TASK INPUTS:
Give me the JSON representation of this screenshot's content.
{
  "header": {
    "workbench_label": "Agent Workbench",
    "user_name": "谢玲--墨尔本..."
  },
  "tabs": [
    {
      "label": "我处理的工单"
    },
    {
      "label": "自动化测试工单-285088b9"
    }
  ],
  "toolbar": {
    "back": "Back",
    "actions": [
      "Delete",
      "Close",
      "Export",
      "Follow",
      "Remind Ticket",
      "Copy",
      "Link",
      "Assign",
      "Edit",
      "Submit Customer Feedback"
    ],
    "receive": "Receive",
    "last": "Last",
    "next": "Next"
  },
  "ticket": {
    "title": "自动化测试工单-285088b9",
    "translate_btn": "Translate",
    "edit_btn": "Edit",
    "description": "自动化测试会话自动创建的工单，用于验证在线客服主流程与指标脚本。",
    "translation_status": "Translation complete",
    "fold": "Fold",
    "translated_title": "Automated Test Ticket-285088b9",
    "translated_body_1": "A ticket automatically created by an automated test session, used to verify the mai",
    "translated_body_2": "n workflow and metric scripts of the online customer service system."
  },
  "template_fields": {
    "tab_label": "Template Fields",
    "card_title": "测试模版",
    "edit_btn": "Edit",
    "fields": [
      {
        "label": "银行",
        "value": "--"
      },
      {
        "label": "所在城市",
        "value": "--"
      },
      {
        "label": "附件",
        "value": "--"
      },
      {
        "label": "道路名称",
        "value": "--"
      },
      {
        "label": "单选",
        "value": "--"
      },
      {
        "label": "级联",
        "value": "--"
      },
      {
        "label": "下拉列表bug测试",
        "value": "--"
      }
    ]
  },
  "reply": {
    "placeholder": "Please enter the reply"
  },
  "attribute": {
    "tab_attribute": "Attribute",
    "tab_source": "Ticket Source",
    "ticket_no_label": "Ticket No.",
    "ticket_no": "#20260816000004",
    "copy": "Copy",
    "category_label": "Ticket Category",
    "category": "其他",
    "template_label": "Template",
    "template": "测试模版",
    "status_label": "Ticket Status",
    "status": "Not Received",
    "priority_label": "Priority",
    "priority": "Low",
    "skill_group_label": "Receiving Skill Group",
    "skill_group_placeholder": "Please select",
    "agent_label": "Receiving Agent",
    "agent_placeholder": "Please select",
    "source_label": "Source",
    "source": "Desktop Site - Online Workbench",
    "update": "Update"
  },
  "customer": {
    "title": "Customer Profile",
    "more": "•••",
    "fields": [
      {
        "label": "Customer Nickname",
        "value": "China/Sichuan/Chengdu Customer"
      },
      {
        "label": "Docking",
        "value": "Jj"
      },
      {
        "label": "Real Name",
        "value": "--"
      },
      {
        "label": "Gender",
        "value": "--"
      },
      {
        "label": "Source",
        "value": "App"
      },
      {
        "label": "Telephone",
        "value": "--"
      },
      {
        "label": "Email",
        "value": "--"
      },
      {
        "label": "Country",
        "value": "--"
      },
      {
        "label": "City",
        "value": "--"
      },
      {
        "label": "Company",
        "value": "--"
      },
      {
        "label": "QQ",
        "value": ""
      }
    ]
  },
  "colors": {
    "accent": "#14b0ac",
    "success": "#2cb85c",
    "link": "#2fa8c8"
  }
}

WORK TO DO: What is the number of lines in the data that hold the string "select"? Answer with the number only.

TASK ANSWER: 2